IF YOU DO NOT AGREE TO THIS AGREEMENT, OR IF YOU DO NOT HAVE THE REQUISITE AUTHORITY OR CAPACITY TO ENTER INTO THEM, DO NOT CLICK THE “ACCEPT” BUTTON OR CHECK ANY BOX TO ACCEPT THIS AGREEMENT, AND YOU MUST NOT ACCESS, OR USE THE SERVICES. YOU ACKNOWLEDGE AND AGREE THAT DOWNLOADING, ACCESSING OR USING ANY PORTION OF THE SERVICES IN ANY MANNER CONSTITUTES YOUR ACCEPTANCE OF THIS AGREEMENT IN THEIR ENTIRETY.
ARBITRATION NOTICE FOR USERS IN THE UNITED STATES: THIS AGREEMENT CONTAINS AN ARBITRATION CLAUSE IN WHICH YOU AND THE COMPANY AGREE THAT DISPUTES BETWEEN US WILL BE RESOLVED BY MANDATORY BINDING ARBITRATION.
1.1 Nature of Services.
The Company provides managed services including, onboarding, data migration, integration, revenue operations enhancements, sales and marketing operations, inbound marketing, and search engine optimization, all with relation to HubSpot, and as reflected in an Order Form or Statement of Work (the “Services”).
1.2 Order Forms and Statements of Work.
Company shall provide to Customer the Services set out in one or more order form (each, and “Order Form”) and/or one or more statements of work (each, a “Statement of Work”), agreed by and between the Customer and the Company. Each Order Form or Statement of Work shall describe the Services with such reasonable detail as the Parties may determine to be necessary and appropriate, with such details to include (but not be limited to), as applicable: description of Services, expected deliverables, anticipated timeframes, and associated fees.
1.3 Third-Party Licenses.
The Services may include, incorporate, utilize or work with other software, tools, applications, content, data or other materials, including related documentation, that are owned by persons other than the Company and that are provided to Customer on license terms that are in addition to and/or different from those contained in this Agreement, including but not limited to HubSpot’s license terms (“Third-Party Licenses”). Customer agrees to be bound by and shall comply with all Third-Party Licenses. Any breach by the Customer or any of its authorized users of any Third-Party License shall be considered a breach of this Agreement as well.
2. Company Obligations.
Promptly following the effective date of an Order Form or Statement of Work and in accordance with the terms of this Agreement, the Company shall perform Services set forth in each Order Form or Statement of Work.
3. Customer Obligations.
3.1 Customer Resources and Cooperation.
-*-*-
# THE REQUEST:
Render this sentence from the services agreement in Spanish: "Customer agrees to be bound by and shall comply with all Third-Party Licenses."

# ROWS:
-*-*-
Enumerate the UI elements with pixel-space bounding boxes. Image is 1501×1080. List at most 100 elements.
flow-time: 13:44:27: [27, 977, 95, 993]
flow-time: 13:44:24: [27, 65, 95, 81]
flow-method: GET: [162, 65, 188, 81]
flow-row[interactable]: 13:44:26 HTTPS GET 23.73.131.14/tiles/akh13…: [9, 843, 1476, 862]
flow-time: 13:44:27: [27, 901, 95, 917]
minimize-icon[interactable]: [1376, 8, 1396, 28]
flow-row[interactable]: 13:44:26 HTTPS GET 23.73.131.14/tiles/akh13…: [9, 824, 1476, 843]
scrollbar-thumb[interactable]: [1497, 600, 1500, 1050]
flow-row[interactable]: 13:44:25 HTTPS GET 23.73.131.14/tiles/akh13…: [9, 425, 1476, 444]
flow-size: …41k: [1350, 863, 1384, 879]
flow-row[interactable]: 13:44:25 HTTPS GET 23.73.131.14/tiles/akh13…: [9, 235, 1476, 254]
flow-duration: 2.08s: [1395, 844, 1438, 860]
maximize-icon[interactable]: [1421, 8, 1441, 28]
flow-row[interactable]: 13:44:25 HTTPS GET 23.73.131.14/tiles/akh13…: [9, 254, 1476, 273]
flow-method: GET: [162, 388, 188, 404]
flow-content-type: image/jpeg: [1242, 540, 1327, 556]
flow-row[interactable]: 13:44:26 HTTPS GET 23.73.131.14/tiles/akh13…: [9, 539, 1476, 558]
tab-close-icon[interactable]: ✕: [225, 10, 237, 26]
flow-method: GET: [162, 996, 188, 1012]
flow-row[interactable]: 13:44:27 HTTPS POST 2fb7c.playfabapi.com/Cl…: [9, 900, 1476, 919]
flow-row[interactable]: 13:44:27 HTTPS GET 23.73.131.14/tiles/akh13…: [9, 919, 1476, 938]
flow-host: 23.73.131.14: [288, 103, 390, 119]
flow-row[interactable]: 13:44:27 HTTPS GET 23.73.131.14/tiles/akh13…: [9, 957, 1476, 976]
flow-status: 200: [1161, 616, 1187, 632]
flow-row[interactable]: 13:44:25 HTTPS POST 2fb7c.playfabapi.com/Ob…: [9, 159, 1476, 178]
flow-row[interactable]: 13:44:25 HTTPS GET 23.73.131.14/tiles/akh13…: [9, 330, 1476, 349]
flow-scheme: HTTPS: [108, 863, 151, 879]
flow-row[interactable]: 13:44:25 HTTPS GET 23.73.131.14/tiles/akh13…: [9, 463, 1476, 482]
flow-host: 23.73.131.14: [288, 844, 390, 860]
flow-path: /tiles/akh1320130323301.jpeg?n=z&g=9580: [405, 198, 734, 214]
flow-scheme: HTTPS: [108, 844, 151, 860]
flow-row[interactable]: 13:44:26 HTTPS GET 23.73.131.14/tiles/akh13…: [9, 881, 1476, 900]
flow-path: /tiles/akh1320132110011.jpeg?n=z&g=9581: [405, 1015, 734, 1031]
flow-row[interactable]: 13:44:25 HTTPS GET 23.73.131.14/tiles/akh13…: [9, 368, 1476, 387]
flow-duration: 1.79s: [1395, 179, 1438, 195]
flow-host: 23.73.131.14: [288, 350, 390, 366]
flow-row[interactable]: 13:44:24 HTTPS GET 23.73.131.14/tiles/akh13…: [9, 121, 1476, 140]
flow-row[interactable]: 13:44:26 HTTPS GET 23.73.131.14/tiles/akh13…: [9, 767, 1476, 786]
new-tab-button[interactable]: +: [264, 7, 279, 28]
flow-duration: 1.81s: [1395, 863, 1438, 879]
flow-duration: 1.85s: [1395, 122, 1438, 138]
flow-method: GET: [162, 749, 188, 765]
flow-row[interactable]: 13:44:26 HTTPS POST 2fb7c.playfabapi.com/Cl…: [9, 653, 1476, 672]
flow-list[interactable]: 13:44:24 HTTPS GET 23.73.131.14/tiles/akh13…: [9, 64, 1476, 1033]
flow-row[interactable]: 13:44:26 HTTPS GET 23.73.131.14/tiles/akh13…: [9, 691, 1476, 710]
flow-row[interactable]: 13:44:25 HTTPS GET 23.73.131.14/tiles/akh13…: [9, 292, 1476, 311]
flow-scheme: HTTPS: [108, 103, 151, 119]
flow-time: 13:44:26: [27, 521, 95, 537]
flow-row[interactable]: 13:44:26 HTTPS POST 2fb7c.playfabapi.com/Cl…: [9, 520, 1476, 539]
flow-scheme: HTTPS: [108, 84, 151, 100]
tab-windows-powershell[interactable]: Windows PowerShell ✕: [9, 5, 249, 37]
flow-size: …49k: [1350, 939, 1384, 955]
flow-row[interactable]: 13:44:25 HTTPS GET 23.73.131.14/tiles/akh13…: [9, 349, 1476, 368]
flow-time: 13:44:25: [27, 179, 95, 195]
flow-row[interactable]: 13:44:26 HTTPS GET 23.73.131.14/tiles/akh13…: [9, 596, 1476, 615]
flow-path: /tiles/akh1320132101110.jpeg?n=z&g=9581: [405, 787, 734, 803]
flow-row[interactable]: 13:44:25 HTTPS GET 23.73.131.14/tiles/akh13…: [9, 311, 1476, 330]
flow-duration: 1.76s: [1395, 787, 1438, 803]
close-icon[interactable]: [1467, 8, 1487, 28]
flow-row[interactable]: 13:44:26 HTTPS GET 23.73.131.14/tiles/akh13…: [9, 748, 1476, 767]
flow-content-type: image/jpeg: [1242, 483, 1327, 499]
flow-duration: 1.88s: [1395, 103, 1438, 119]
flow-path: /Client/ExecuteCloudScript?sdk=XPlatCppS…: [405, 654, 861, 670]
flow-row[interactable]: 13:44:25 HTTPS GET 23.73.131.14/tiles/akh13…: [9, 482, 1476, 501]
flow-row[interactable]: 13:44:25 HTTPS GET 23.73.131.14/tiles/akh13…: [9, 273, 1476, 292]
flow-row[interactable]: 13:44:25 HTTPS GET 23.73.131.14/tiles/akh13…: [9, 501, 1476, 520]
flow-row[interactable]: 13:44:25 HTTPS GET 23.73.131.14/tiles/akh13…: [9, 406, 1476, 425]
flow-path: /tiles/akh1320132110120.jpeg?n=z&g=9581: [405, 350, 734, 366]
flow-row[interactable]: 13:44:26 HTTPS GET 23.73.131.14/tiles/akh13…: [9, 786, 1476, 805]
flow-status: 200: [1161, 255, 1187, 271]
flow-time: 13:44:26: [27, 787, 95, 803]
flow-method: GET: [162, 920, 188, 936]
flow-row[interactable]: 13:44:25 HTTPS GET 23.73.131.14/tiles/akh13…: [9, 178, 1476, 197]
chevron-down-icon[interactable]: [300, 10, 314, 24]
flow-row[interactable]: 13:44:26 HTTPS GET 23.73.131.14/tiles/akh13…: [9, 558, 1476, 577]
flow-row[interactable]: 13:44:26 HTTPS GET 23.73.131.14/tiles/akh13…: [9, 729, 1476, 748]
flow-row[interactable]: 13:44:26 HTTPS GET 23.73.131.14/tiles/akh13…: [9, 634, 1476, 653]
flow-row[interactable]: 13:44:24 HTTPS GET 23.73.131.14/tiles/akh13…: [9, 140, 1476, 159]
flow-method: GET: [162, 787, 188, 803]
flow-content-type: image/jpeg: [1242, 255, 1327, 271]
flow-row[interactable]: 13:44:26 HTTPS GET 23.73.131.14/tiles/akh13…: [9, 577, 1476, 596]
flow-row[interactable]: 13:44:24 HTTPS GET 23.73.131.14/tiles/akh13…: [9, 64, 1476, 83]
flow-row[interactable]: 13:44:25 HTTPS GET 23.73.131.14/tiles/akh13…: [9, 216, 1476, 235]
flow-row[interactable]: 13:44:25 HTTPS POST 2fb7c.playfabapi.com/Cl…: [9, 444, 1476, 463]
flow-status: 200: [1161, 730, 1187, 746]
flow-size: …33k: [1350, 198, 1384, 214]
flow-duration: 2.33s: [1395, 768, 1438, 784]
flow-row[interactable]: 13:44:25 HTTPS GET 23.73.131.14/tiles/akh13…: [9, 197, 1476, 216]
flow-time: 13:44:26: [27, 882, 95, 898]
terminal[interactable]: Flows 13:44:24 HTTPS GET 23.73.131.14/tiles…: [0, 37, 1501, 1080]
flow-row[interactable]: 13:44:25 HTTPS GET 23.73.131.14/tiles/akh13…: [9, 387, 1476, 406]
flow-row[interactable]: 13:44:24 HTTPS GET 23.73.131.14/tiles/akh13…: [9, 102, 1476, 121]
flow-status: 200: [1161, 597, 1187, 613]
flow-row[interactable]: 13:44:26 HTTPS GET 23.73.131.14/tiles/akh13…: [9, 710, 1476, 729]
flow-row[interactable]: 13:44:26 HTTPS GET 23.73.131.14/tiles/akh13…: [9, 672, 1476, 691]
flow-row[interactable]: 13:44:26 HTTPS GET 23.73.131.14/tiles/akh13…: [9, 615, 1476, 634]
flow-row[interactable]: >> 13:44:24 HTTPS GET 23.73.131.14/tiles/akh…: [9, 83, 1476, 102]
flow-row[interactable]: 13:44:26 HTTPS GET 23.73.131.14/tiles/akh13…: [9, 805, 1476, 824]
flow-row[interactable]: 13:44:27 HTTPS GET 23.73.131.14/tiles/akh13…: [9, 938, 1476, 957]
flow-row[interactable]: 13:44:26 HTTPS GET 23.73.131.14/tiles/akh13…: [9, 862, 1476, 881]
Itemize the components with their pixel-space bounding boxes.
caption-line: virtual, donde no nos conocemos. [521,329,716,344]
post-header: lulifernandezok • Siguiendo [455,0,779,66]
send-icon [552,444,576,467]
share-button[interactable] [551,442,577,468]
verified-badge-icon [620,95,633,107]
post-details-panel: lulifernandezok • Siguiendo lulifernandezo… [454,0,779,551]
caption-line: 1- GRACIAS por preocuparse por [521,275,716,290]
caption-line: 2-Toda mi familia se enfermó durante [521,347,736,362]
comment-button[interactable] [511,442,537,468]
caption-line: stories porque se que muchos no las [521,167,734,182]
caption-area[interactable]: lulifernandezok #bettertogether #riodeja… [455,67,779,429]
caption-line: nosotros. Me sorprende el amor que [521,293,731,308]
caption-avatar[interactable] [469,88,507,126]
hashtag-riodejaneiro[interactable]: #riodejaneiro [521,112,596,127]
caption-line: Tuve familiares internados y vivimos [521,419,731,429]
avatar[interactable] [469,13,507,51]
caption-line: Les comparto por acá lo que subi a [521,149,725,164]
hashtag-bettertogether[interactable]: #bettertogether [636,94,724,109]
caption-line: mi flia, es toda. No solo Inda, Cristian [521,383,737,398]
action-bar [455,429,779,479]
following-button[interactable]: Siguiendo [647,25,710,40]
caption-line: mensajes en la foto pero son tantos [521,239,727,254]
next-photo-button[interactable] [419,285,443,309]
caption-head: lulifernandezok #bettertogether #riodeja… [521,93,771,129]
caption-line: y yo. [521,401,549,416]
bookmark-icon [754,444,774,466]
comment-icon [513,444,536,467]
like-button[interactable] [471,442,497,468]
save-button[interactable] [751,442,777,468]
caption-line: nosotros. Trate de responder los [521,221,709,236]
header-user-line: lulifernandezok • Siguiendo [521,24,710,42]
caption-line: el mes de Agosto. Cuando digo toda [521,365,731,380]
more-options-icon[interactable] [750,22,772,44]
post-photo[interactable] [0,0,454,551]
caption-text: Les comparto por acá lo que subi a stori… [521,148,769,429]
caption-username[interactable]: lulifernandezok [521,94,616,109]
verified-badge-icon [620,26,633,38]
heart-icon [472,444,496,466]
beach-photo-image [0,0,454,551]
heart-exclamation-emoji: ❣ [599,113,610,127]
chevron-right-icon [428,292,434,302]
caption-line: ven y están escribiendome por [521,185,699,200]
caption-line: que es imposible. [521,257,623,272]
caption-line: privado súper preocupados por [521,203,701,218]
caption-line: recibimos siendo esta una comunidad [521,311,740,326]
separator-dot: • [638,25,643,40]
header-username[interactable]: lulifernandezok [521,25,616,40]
-*-*-
# WORKED ANSWER:
El Cliente acepta quedar obligado por todas las Licencias de Terceros y deberá cumplirlas.